- **Stated problem**: Each entry below should be returned exactly as is, with the pictures removed.

============================================================

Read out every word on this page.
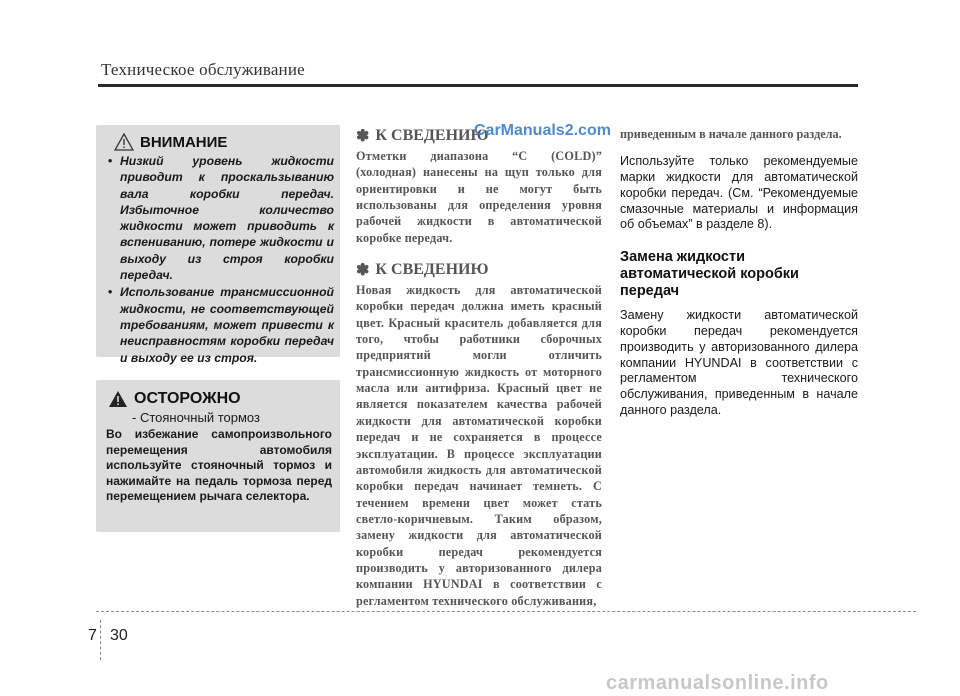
Техническое обслуживание
ВНИМАНИЕ
• Низкий уровень жидкости приводит к проскальзыванию вала коробки передач. Избыточное количество жидкости может приводить к вспениванию, потере жидкости и выходу из строя коробки передач.
• Использование трансмиссионной жидкости, не соответствующей требованиям, может привести к неисправностям коробки передач и выходу ее из строя.
ОСТОРОЖНО
- Стояночный тормоз
Во избежание самопроизвольного перемещения автомобиля используйте стояночный тормоз и нажимайте на педаль тормоза перед перемещением рычага селектора.
✽ К СВЕДЕНИЮ
CarManuals2.com

Отметки диапазона “C (COLD)” (холодная) нанесены на щуп только для ориентировки и не могут быть использованы для определения уровня рабочей жидкости в автоматической коробке передач.

✽ К СВЕДЕНИЮ

Новая жидкость для автоматической коробки передач должна иметь красный цвет. Красный краситель добавляется для того, чтобы работники сборочных предприятий могли отличить трансмиссионную жидкость от моторного масла или антифриза. Красный цвет не является показателем качества рабочей жидкости для автоматической коробки передач и не сохраняется в процессе эксплуатации. В процессе эксплуатации автомобиля жидкость для автоматической коробки передач начинает темнеть. С течением времени цвет может стать светло-коричневым. Таким образом, замену жидкости для автоматической коробки передач рекомендуется производить у авторизованного дилера компании HYUNDAI в соответствии с регламентом технического обслуживания,

приведенным в начале данного раздела.

Используйте только рекомендуемые марки жидкости для автоматической коробки передач. (См. “Рекомендуемые смазочные материалы и информация об объемах” в разделе 8).

Замена жидкости автоматической коробки передач

Замену жидкости автоматической коробки передач рекомендуется производить у авторизованного дилера компании HYUNDAI в соответствии с регламентом технического обслуживания, приведенным в начале данного раздела.

7 30
carmanualsonline.info
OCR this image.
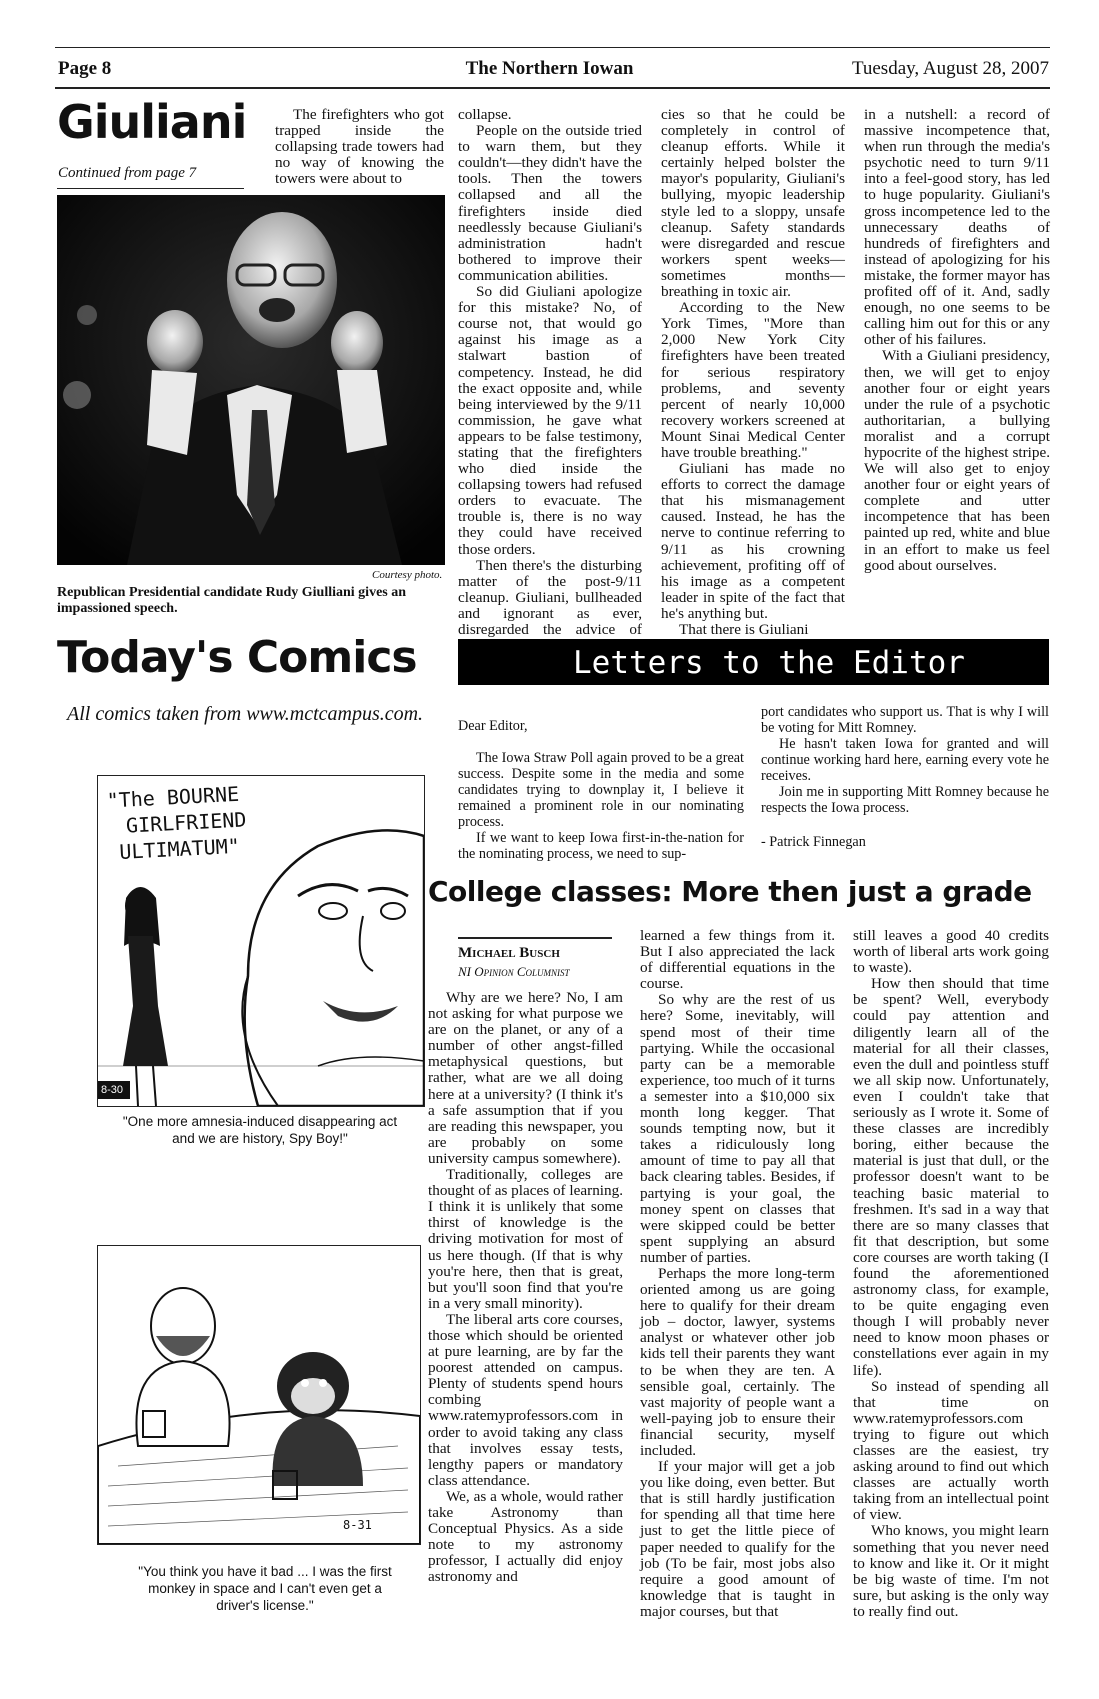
Page 8	The Northern Iowan	Tuesday, August 28, 2007
Giuliani
Continued from page 7

The firefighters who got trapped inside the collapsing trade towers had no way of knowing the towers were about to

Courtesy photo.
Republican Presidential candidate Rudy Giulliani gives an impassioned speech.

collapse.

People on the outside tried to warn them, but they couldn't—they didn't have the tools. Then the towers collapsed and all the firefighters inside died needlessly because Giuliani's administration hadn't bothered to improve their communication abilities.

So did Giuliani apologize for this mistake? No, of course not, that would go against his image as a stalwart bastion of competency. Instead, he did the exact opposite and, while being interviewed by the 9/11 commission, he gave what appears to be false testimony, stating that the firefighters who died inside the collapsing towers had refused orders to evacuate. The trouble is, there is no way they could have received those orders.

Then there's the disturbing matter of the post-9/11 cleanup. Giuliani, bullheaded and ignorant as ever, disregarded the advice of

cies so that he could be completely in control of cleanup efforts. While it certainly helped bolster the mayor's popularity, Giuliani's bullying, myopic leadership style led to a sloppy, unsafe cleanup. Safety standards were disregarded and rescue workers spent weeks—sometimes months—breathing in toxic air.

According to the New York Times, "More than 2,000 New York City firefighters have been treated for serious respiratory problems, and seventy percent of nearly 10,000 recovery workers screened at Mount Sinai Medical Center have trouble breathing."

Giuliani has made no efforts to correct the damage that his mismanagement caused. Instead, he has the nerve to continue referring to 9/11 as his crowning achievement, profiting off of his image as a competent leader in spite of the fact that he's anything but.

That there is Giuliani

in a nutshell: a record of massive incompetence that, when run through the media's psychotic need to turn 9/11 into a feel-good story, has led to huge popularity. Giuliani's gross incompetence led to the unnecessary deaths of hundreds of firefighters and instead of apologizing for his mistake, the former mayor has profited off of it. And, sadly enough, no one seems to be calling him out for this or any other of his failures.

With a Giuliani presidency, then, we will get to enjoy another four or eight years under the rule of a psychotic authoritarian, a bullying moralist and a corrupt hypocrite of the highest stripe. We will also get to enjoy another four or eight years of complete and utter incompetence that has been painted up red, white and blue in an effort to make us feel good about ourselves.

Today's Comics
All comics taken from www.mctcampus.com.
"The BOURNE
GIRLFRIEND
ULTIMATUM"
8-30
"One more amnesia-induced disappearing act and we are history, Spy Boy!"
8-31
"You think you have it bad ... I was the first monkey in space and I can't even get a driver's license."
Letters to the Editor

Dear Editor,

The Iowa Straw Poll again proved to be a great success. Despite some in the media and some candidates trying to downplay it, I believe it remained a prominent role in our nominating process.

If we want to keep Iowa first-in-the-nation for the nominating process, we need to sup-

port candidates who support us. That is why I will be voting for Mitt Romney.

He hasn't taken Iowa for granted and will continue working hard here, earning every vote he receives.

Join me in supporting Mitt Romney because he respects the Iowa process.

- Patrick Finnegan

College classes: More then just a grade
Michael Busch
NI Opinion Columnist

Why are we here? No, I am not asking for what purpose we are on the planet, or any of a number of other angst-filled metaphysical questions, but rather, what are we all doing here at a university? (I think it's a safe assumption that if you are reading this newspaper, you are probably on some university campus somewhere).

Traditionally, colleges are thought of as places of learning. I think it is unlikely that some thirst of knowledge is the driving motivation for most of us here though. (If that is why you're here, then that is great, but you'll soon find that you're in a very small minority).

The liberal arts core courses, those which should be oriented at pure learning, are by far the poorest attended on campus. Plenty of students spend hours combing www.ratemyprofessors.com in order to avoid taking any class that involves essay tests, lengthy papers or mandatory class attendance.

We, as a whole, would rather take Astronomy than Conceptual Physics. As a side note to my astronomy professor, I actually did enjoy astronomy and

learned a few things from it. But I also appreciated the lack of differential equations in the course.

So why are the rest of us here? Some, inevitably, will spend most of their time partying. While the occasional party can be a memorable experience, too much of it turns a semester into a $10,000 six month long kegger. That sounds tempting now, but it takes a ridiculously long amount of time to pay all that back clearing tables. Besides, if partying is your goal, the money spent on classes that were skipped could be better spent supplying an absurd number of parties.

Perhaps the more long-term oriented among us are going here to qualify for their dream job – doctor, lawyer, systems analyst or whatever other job kids tell their parents they want to be when they are ten. A sensible goal, certainly. The vast majority of people want a well-paying job to ensure their financial security, myself included.

If your major will get a job you like doing, even better. But that is still hardly justification for spending all that time here just to get the little piece of paper needed to qualify for the job (To be fair, most jobs also require a good amount of knowledge that is taught in major courses, but that

still leaves a good 40 credits worth of liberal arts work going to waste).

How then should that time be spent? Well, everybody could pay attention and diligently learn all of the material for all their classes, even the dull and pointless stuff we all skip now. Unfortunately, even I couldn't take that seriously as I wrote it. Some of these classes are incredibly boring, either because the material is just that dull, or the professor doesn't want to be teaching basic material to freshmen. It's sad in a way that there are so many classes that fit that description, but some core courses are worth taking (I found the aforementioned astronomy class, for example, to be quite engaging even though I will probably never need to know moon phases or constellations ever again in my life).

So instead of spending all that time on www.ratemyprofessors.com trying to figure out which classes are the easiest, try asking around to find out which classes are actually worth taking from an intellectual point of view.

Who knows, you might learn something that you never need to know and like it. Or it might be big waste of time. I'm not sure, but asking is the only way to really find out.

============================================================

- **Written solution**:
Read out every word on this page.
Техническое обслуживание
ВНИМАНИЕ
• Низкий уровень жидкости приводит к проскальзыванию вала коробки передач. Избыточное количество жидкости может приводить к вспениванию, потере жидкости и выходу из строя коробки передач.
• Использование трансмиссионной жидкости, не соответствующей требованиям, может привести к неисправностям коробки передач и выходу ее из строя.
ОСТОРОЖНО
- Стояночный тормоз
Во избежание самопроизвольного перемещения автомобиля используйте стояночный тормоз и нажимайте на педаль тормоза перед перемещением рычага селектора.
✽ К СВЕДЕНИЮ
CarManuals2.com

Отметки диапазона “C (COLD)” (холодная) нанесены на щуп только для ориентировки и не могут быть использованы для определения уровня рабочей жидкости в автоматической коробке передач.

✽ К СВЕДЕНИЮ

Новая жидкость для автоматической коробки передач должна иметь красный цвет. Красный краситель добавляется для того, чтобы работники сборочных предприятий могли отличить трансмиссионную жидкость от моторного масла или антифриза. Красный цвет не является показателем качества рабочей жидкости для автоматической коробки передач и не сохраняется в процессе эксплуатации. В процессе эксплуатации автомобиля жидкость для автоматической коробки передач начинает темнеть. С течением времени цвет может стать светло-коричневым. Таким образом, замену жидкости для автоматической коробки передач рекомендуется производить у авторизованного дилера компании HYUNDAI в соответствии с регламентом технического обслуживания,

приведенным в начале данного раздела.

Используйте только рекомендуемые марки жидкости для автоматической коробки передач. (См. “Рекомендуемые смазочные материалы и информация об объемах” в разделе 8).

Замена жидкости автоматической коробки передач

Замену жидкости автоматической коробки передач рекомендуется производить у авторизованного дилера компании HYUNDAI в соответствии с регламентом технического обслуживания, приведенным в начале данного раздела.

7 30
carmanualsonline.info
OCR this image.
Page 8	The Northern Iowan	Tuesday, August 28, 2007
Giuliani
Continued from page 7

The firefighters who got trapped inside the collapsing trade towers had no way of knowing the towers were about to

Courtesy photo.
Republican Presidential candidate Rudy Giulliani gives an impassioned speech.

collapse.

People on the outside tried to warn them, but they couldn't—they didn't have the tools. Then the towers collapsed and all the firefighters inside died needlessly because Giuliani's administration hadn't bothered to improve their communication abilities.

So did Giuliani apologize for this mistake? No, of course not, that would go against his image as a stalwart bastion of competency. Instead, he did the exact opposite and, while being interviewed by the 9/11 commission, he gave what appears to be false testimony, stating that the firefighters who died inside the collapsing towers had refused orders to evacuate. The trouble is, there is no way they could have received those orders.

Then there's the disturbing matter of the post-9/11 cleanup. Giuliani, bullheaded and ignorant as ever, disregarded the advice of

cies so that he could be completely in control of cleanup efforts. While it certainly helped bolster the mayor's popularity, Giuliani's bullying, myopic leadership style led to a sloppy, unsafe cleanup. Safety standards were disregarded and rescue workers spent weeks—sometimes months—breathing in toxic air.

According to the New York Times, "More than 2,000 New York City firefighters have been treated for serious respiratory problems, and seventy percent of nearly 10,000 recovery workers screened at Mount Sinai Medical Center have trouble breathing."

Giuliani has made no efforts to correct the damage that his mismanagement caused. Instead, he has the nerve to continue referring to 9/11 as his crowning achievement, profiting off of his image as a competent leader in spite of the fact that he's anything but.

That there is Giuliani

in a nutshell: a record of massive incompetence that, when run through the media's psychotic need to turn 9/11 into a feel-good story, has led to huge popularity. Giuliani's gross incompetence led to the unnecessary deaths of hundreds of firefighters and instead of apologizing for his mistake, the former mayor has profited off of it. And, sadly enough, no one seems to be calling him out for this or any other of his failures.

With a Giuliani presidency, then, we will get to enjoy another four or eight years under the rule of a psychotic authoritarian, a bullying moralist and a corrupt hypocrite of the highest stripe. We will also get to enjoy another four or eight years of complete and utter incompetence that has been painted up red, white and blue in an effort to make us feel good about ourselves.

Today's Comics
All comics taken from www.mctcampus.com.
"The BOURNE
GIRLFRIEND
ULTIMATUM"
8-30
"One more amnesia-induced disappearing act and we are history, Spy Boy!"
8-31
"You think you have it bad ... I was the first monkey in space and I can't even get a driver's license."
Letters to the Editor

Dear Editor,

The Iowa Straw Poll again proved to be a great success. Despite some in the media and some candidates trying to downplay it, I believe it remained a prominent role in our nominating process.

If we want to keep Iowa first-in-the-nation for the nominating process, we need to sup-

port candidates who support us. That is why I will be voting for Mitt Romney.

He hasn't taken Iowa for granted and will continue working hard here, earning every vote he receives.

Join me in supporting Mitt Romney because he respects the Iowa process.

- Patrick Finnegan

College classes: More then just a grade
Michael Busch
NI Opinion Columnist

Why are we here? No, I am not asking for what purpose we are on the planet, or any of a number of other angst-filled metaphysical questions, but rather, what are we all doing here at a university? (I think it's a safe assumption that if you are reading this newspaper, you are probably on some university campus somewhere).

Traditionally, colleges are thought of as places of learning. I think it is unlikely that some thirst of knowledge is the driving motivation for most of us here though. (If that is why you're here, then that is great, but you'll soon find that you're in a very small minority).

The liberal arts core courses, those which should be oriented at pure learning, are by far the poorest attended on campus. Plenty of students spend hours combing www.ratemyprofessors.com in order to avoid taking any class that involves essay tests, lengthy papers or mandatory class attendance.

We, as a whole, would rather take Astronomy than Conceptual Physics. As a side note to my astronomy professor, I actually did enjoy astronomy and

learned a few things from it. But I also appreciated the lack of differential equations in the course.

So why are the rest of us here? Some, inevitably, will spend most of their time partying. While the occasional party can be a memorable experience, too much of it turns a semester into a $10,000 six month long kegger. That sounds tempting now, but it takes a ridiculously long amount of time to pay all that back clearing tables. Besides, if partying is your goal, the money spent on classes that were skipped could be better spent supplying an absurd number of parties.

Perhaps the more long-term oriented among us are going here to qualify for their dream job – doctor, lawyer, systems analyst or whatever other job kids tell their parents they want to be when they are ten. A sensible goal, certainly. The vast majority of people want a well-paying job to ensure their financial security, myself included.

If your major will get a job you like doing, even better. But that is still hardly justification for spending all that time here just to get the little piece of paper needed to qualify for the job (To be fair, most jobs also require a good amount of knowledge that is taught in major courses, but that

still leaves a good 40 credits worth of liberal arts work going to waste).

How then should that time be spent? Well, everybody could pay attention and diligently learn all of the material for all their classes, even the dull and pointless stuff we all skip now. Unfortunately, even I couldn't take that seriously as I wrote it. Some of these classes are incredibly boring, either because the material is just that dull, or the professor doesn't want to be teaching basic material to freshmen. It's sad in a way that there are so many classes that fit that description, but some core courses are worth taking (I found the aforementioned astronomy class, for example, to be quite engaging even though I will probably never need to know moon phases or constellations ever again in my life).

So instead of spending all that time on www.ratemyprofessors.com trying to figure out which classes are the easiest, try asking around to find out which classes are actually worth taking from an intellectual point of view.

Who knows, you might learn something that you never need to know and like it. Or it might be big waste of time. I'm not sure, but asking is the only way to really find out.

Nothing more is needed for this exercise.